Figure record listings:
::::
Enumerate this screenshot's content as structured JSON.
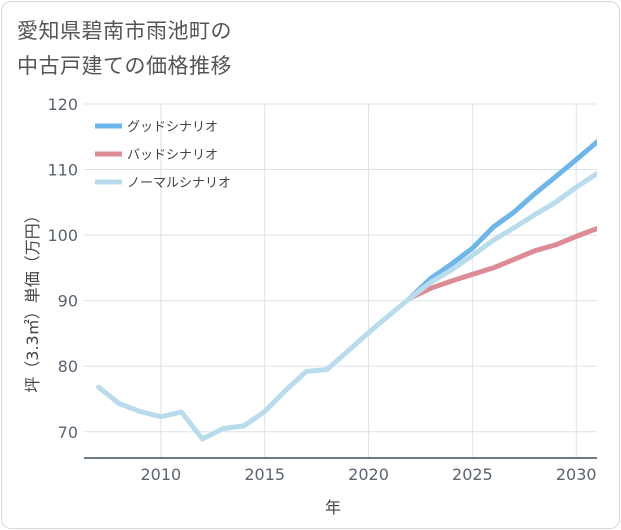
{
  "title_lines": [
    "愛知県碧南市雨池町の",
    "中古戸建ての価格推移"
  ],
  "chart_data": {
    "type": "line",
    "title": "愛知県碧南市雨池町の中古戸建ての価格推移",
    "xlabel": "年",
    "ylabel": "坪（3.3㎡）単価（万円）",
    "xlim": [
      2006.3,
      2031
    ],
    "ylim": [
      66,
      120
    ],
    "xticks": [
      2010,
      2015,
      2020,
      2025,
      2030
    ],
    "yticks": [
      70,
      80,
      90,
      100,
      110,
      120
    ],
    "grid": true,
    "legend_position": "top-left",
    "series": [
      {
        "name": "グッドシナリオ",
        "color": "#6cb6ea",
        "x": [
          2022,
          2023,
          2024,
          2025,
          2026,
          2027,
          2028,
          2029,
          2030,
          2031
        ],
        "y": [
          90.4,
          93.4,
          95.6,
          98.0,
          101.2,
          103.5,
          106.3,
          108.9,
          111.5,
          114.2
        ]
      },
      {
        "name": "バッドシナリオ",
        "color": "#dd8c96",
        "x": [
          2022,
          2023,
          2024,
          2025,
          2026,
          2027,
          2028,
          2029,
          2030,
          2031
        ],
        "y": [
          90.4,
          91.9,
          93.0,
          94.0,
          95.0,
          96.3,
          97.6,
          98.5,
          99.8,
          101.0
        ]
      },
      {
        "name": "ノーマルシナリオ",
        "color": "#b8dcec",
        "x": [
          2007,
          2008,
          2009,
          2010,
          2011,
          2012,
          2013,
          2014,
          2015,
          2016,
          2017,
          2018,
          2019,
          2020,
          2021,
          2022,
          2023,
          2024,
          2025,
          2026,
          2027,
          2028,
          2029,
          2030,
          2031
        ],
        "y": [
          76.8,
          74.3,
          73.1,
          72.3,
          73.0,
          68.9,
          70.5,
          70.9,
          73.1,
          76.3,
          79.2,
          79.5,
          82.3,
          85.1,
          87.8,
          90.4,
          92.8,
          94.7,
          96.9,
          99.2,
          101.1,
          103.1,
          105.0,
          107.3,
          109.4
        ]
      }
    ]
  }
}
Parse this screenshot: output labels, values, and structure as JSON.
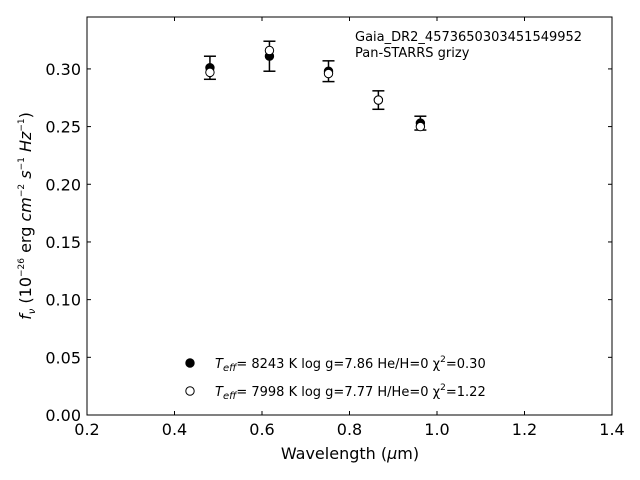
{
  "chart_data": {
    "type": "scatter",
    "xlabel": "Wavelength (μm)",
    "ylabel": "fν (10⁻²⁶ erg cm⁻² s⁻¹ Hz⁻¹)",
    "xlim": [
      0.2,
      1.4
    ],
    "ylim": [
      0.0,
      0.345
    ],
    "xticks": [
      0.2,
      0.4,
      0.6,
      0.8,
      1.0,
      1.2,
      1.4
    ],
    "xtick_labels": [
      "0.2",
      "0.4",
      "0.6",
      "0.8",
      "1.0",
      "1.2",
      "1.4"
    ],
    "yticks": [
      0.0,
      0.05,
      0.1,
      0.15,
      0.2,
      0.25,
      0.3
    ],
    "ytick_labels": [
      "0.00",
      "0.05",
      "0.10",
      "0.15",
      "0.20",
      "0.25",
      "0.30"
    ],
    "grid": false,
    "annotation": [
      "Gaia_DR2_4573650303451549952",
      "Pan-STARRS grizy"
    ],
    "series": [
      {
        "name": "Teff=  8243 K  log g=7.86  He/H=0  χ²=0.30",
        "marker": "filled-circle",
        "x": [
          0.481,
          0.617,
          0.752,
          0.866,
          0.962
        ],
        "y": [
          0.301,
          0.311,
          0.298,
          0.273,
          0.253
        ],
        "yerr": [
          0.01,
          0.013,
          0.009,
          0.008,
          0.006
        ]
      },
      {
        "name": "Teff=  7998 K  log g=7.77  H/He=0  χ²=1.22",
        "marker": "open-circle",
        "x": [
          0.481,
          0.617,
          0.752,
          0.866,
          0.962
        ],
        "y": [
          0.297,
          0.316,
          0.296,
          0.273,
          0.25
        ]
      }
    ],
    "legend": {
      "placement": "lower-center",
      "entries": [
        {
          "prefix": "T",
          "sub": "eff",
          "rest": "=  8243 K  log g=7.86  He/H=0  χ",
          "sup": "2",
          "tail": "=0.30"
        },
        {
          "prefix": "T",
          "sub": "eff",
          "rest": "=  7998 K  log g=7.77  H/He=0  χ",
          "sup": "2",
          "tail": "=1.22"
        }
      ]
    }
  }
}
::::
» Given exercise
Determine the number of lines in the data that contain "marker" as a word or string, and state only that number.

» Problem solution
2